• Job: Pick out the lines below with "Producers" and list them.

• Records excerpted from a collection:
..........
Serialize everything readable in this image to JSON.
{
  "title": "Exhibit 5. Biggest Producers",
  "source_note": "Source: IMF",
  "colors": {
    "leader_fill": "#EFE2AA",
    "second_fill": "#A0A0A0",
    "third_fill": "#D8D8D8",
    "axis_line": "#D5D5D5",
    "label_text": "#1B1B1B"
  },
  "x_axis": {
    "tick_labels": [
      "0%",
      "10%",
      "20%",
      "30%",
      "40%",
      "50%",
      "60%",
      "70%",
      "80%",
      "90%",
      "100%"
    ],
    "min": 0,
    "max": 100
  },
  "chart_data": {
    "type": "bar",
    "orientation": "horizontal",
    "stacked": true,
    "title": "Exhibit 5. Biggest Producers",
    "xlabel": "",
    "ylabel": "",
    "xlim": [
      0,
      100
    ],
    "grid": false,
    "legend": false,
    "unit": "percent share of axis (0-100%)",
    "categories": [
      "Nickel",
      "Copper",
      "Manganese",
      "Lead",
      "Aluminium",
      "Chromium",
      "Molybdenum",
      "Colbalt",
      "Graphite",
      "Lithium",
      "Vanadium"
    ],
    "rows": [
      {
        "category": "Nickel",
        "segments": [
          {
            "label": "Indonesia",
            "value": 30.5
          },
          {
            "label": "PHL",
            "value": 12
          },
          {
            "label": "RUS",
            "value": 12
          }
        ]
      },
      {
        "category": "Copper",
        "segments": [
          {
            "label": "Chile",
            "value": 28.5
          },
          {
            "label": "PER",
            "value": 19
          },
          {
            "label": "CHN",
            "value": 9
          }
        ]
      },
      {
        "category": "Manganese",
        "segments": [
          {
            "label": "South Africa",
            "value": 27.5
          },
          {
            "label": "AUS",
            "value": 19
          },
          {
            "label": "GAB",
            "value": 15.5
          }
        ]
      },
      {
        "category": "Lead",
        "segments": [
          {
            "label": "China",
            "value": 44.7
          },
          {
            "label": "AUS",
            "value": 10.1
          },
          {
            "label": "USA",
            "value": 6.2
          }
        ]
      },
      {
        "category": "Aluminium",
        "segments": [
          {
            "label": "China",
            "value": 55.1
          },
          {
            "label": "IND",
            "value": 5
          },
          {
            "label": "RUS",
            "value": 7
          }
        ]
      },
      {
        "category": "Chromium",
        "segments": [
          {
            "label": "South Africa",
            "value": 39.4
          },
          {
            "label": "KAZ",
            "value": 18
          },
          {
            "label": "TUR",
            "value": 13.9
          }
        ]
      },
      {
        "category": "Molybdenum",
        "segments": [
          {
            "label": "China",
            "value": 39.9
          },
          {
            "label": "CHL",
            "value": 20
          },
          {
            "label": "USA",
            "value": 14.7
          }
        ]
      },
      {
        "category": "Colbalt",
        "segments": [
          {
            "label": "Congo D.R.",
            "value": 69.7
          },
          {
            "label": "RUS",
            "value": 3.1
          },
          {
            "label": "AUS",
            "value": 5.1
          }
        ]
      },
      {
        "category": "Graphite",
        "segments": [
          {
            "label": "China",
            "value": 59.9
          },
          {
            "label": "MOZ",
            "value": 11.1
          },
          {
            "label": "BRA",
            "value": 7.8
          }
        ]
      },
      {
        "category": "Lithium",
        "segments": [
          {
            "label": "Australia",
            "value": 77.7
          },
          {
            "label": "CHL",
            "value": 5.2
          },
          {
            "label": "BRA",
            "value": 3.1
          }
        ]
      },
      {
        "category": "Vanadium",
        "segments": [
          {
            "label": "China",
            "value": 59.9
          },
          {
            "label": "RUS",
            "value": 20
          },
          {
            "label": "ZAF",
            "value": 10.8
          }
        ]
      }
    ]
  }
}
..........
• Exercise result:
  "title": "Exhibit 5. Biggest Producers",
    "title": "Exhibit 5. Biggest Producers",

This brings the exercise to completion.